-- Start of Records for this exercise --

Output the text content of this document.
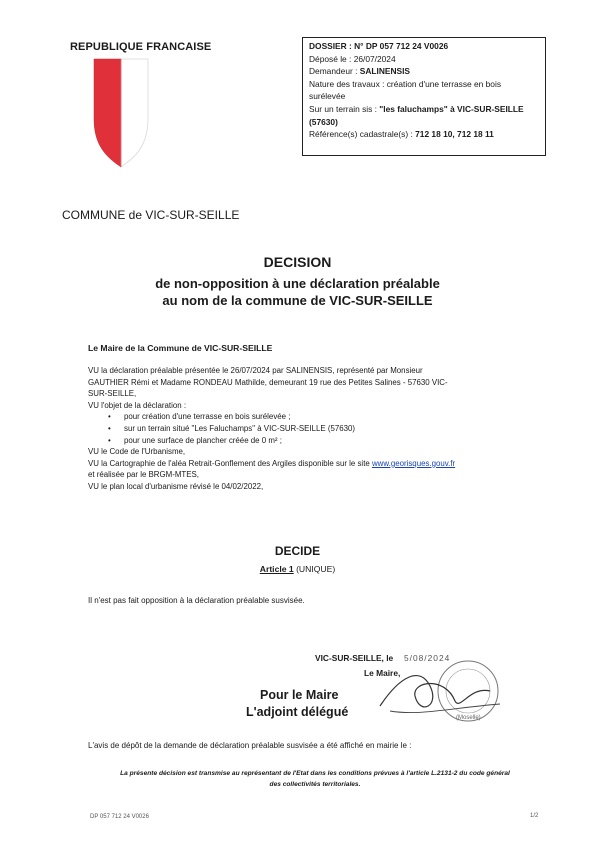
REPUBLIQUE FRANCAISE
COMMUNE de VIC-SUR-SEILLE
DOSSIER : N° DP 057 712 24 V0026
Déposé le : 26/07/2024
Demandeur : SALINENSIS
Nature des travaux : création d'une terrasse en bois
surélevée
Sur un terrain sis : "les faluchamps" à VIC-SUR-SEILLE
(57630)
Référence(s) cadastrale(s) : 712 18 10, 712 18 11
DECISION
de non-opposition à une déclaration préalable
au nom de la commune de VIC-SUR-SEILLE
Le Maire de la Commune de VIC-SUR-SEILLE

VU la déclaration préalable présentée le 26/07/2024 par SALINENSIS, représenté par Monsieur

GAUTHIER Rémi et Madame RONDEAU Mathilde, demeurant 19 rue des Petites Salines - 57630 VIC-

SUR-SEILLE,

VU l'objet de la déclaration :

• pour création d'une terrasse en bois surélevée ;

• sur un terrain situé "Les Faluchamps" à VIC-SUR-SEILLE (57630)

• pour une surface de plancher créée de 0 m² ;

VU le Code de l'Urbanisme,

VU la Cartographie de l'aléa Retrait-Gonflement des Argiles disponible sur le site www.georisques.gouv.fr

et réalisée par le BRGM-MTES,

VU le plan local d'urbanisme révisé le 04/02/2022,

DECIDE
Article 1 (UNIQUE)
Il n'est pas fait opposition à la déclaration préalable susvisée.
(Moselle)
VIC-SUR-SEILLE, le 5/08/2024
Le Maire,
Pour le Maire
L'adjoint délégué
L'avis de dépôt de la demande de déclaration préalable susvisée a été affiché en mairie le :
La présente décision est transmise au représentant de l'Etat dans les conditions prévues à l'article L.2131-2 du code général
des collectivités territoriales.
DP 057 712 24 V0026	1/2
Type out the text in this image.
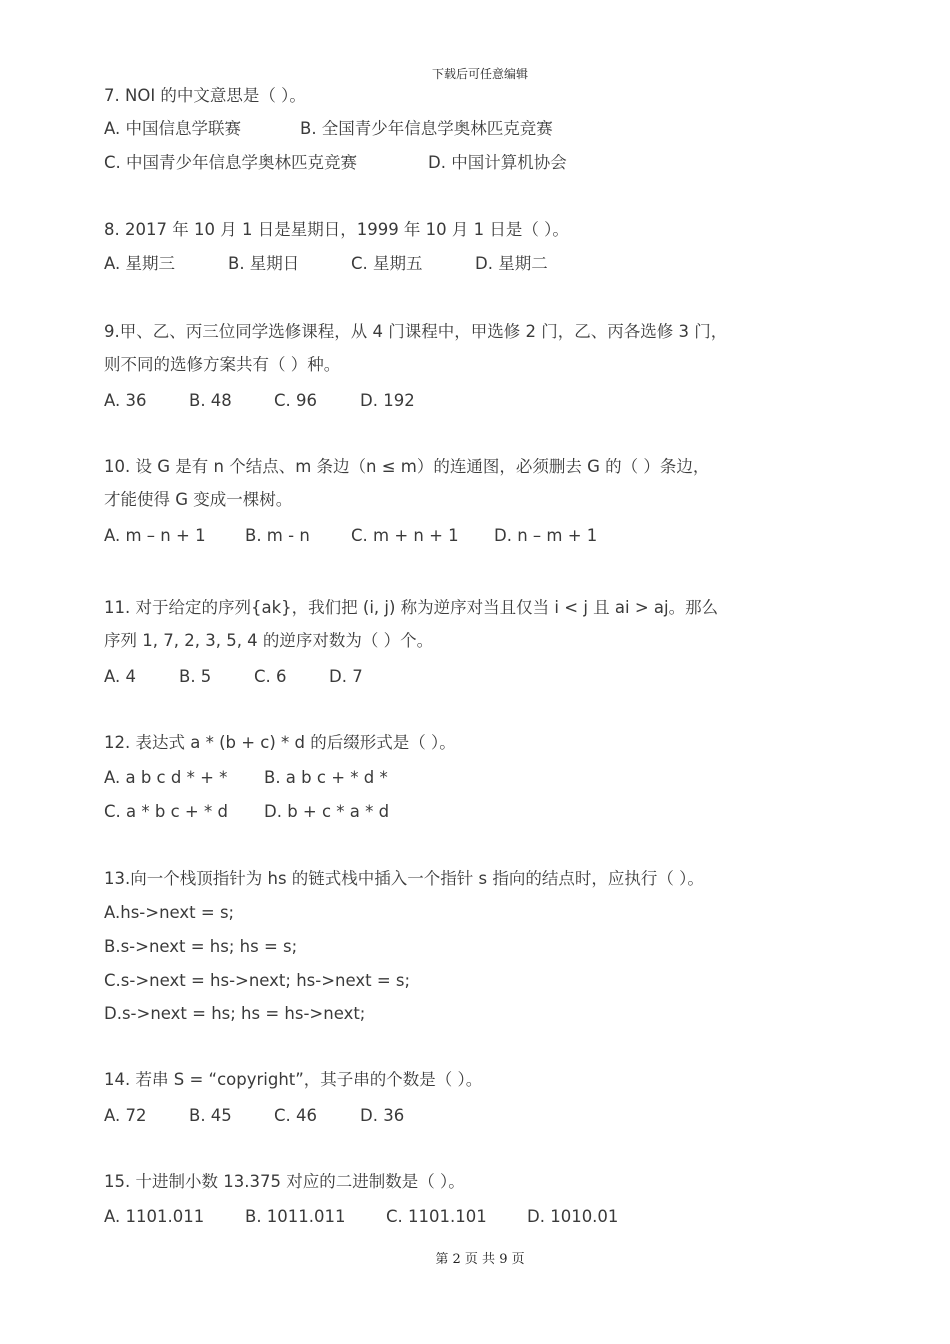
下载后可任意编辑
7. NOI 的中文意思是（ ）。
A. 中国信息学联赛	B. 全国青少年信息学奥林匹克竞赛
C. 中国青少年信息学奥林匹克竞赛	D. 中国计算机协会
8. 2017 年 10 月 1 日是星期日，1999 年 10 月 1 日是（ ）。
A. 星期三	B. 星期日	C. 星期五	D. 星期二
9.甲、乙、丙三位同学选修课程，从 4 门课程中，甲选修 2 门，乙、丙各选修 3 门，
则不同的选修方案共有（ ）种。
A. 36	B. 48	C. 96	D. 192
10. 设 G 是有 n 个结点、m 条边（n ≤ m）的连通图，必须删去 G 的（ ）条边，
才能使得 G 变成一棵树。
A. m – n + 1 B. m - n C. m + n + 1 D. n – m + 1
11. 对于给定的序列{ak}，我们把 (i, j) 称为逆序对当且仅当 i < j 且 ai > aj。那么
序列 1, 7, 2, 3, 5, 4 的逆序对数为（ ）个。
A. 4	B. 5	C. 6	D. 7
12. 表达式 a * (b + c) * d 的后缀形式是（ ）。
A. a b c d * + * B. a b c + * d *
C. a * b c + * d D. b + c * a * d
13.向一个栈顶指针为 hs 的链式栈中插入一个指针 s 指向的结点时，应执行（ ）。
A.hs->next = s;
B.s->next = hs; hs = s;
C.s->next = hs->next; hs->next = s;
D.s->next = hs; hs = hs->next;
14. 若串 S = “copyright”，其子串的个数是（ ）。
A. 72	B. 45	C. 46	D. 36
15. 十进制小数 13.375 对应的二进制数是（ ）。
A. 1101.011 B. 1011.011 C. 1101.101 D. 1010.01
第 2 页 共 9 页
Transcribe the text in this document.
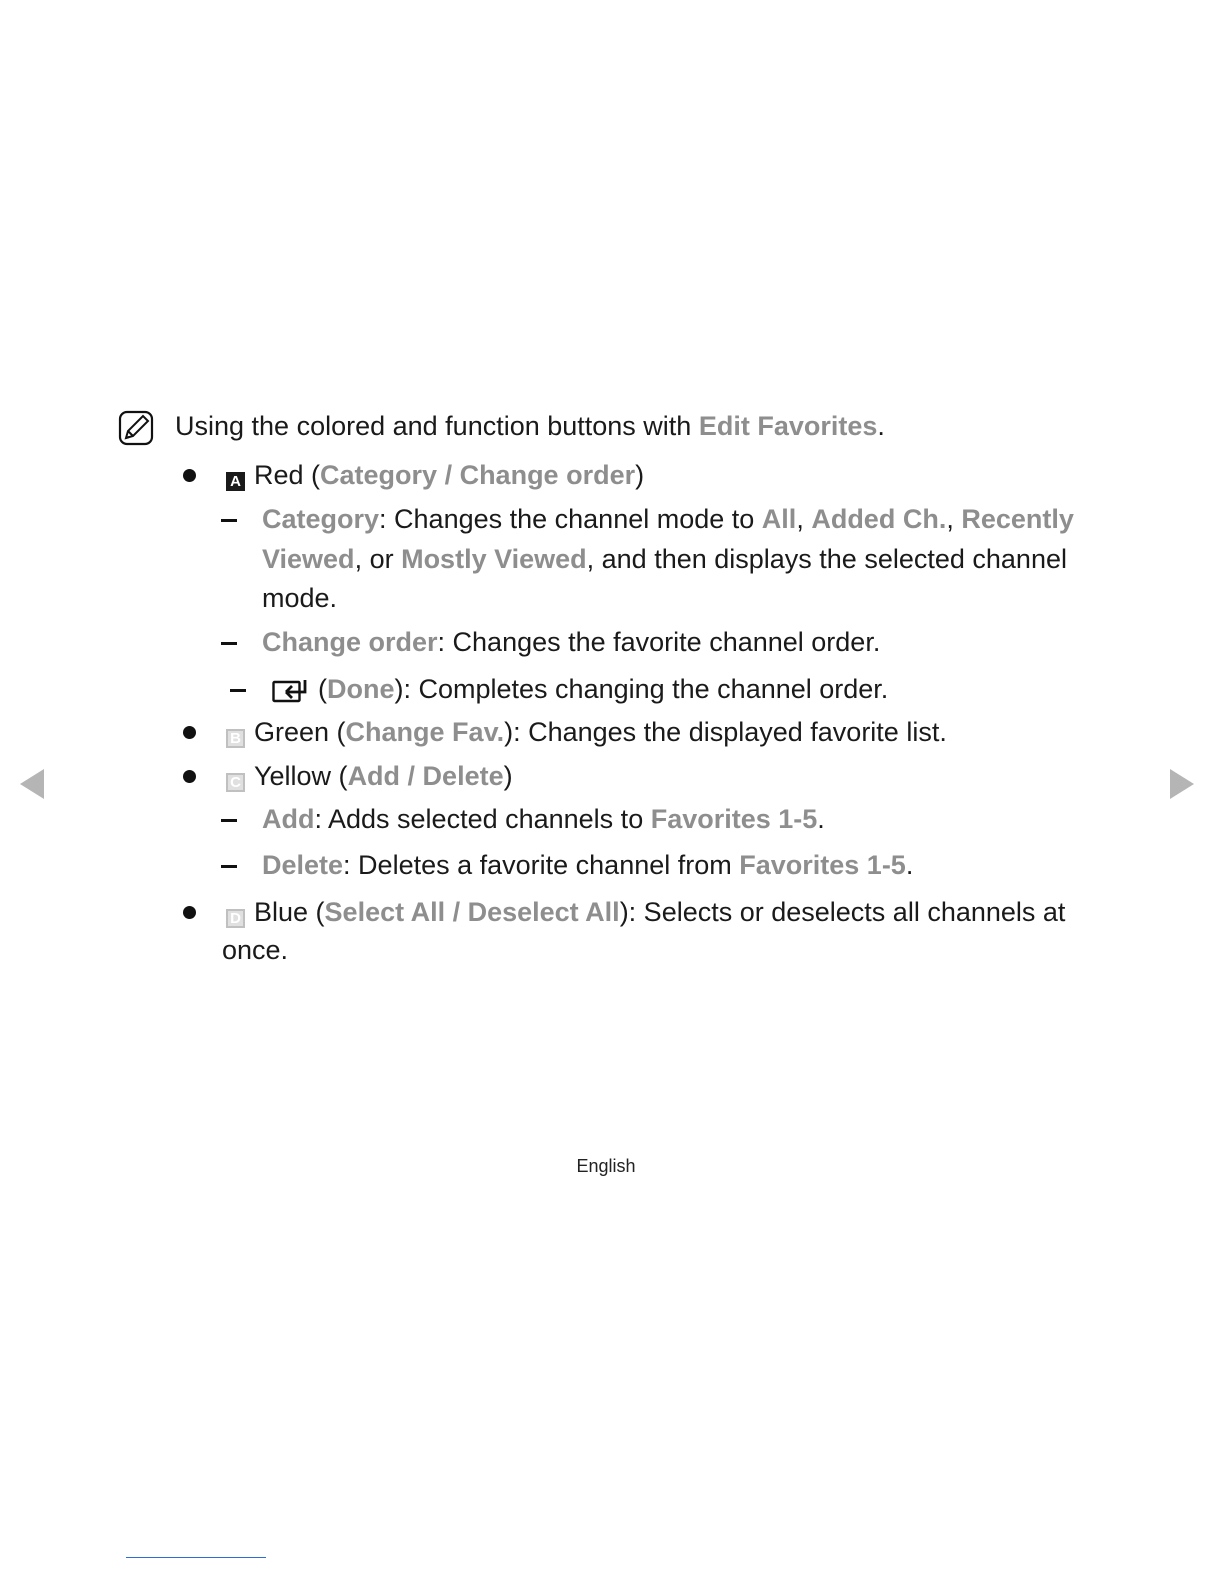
Using the colored and function buttons with Edit Favorites.
A Red (Category / Change order)
Category: Changes the channel mode to All, Added Ch., Recently
Viewed, or Mostly Viewed, and then displays the selected channel
mode.
Change order: Changes the favorite channel order.
(Done): Completes changing the channel order.
B Green (Change Fav.): Changes the displayed favorite list.
C Yellow (Add / Delete)
Add: Adds selected channels to Favorites 1-5.
Delete: Deletes a favorite channel from Favorites 1-5.
D Blue (Select All / Deselect All): Selects or deselects all channels at
once.
English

-- End of Records for this exercise --

**Your objective**
Retype the lines exactly as they appear, beginning with the line that contains "Transcribe the text in this document." and ending with the final line of the entries, and omit the pictures.

**Completed task**
Transcribe the text in this document.
Using the colored and function buttons with Edit Favorites.
A Red (Category / Change order)
Category: Changes the channel mode to All, Added Ch., Recently
Viewed, or Mostly Viewed, and then displays the selected channel
mode.
Change order: Changes the favorite channel order.
(Done): Completes changing the channel order.
B Green (Change Fav.): Changes the displayed favorite list.
C Yellow (Add / Delete)
Add: Adds selected channels to Favorites 1-5.
Delete: Deletes a favorite channel from Favorites 1-5.
D Blue (Select All / Deselect All): Selects or deselects all channels at
once.
English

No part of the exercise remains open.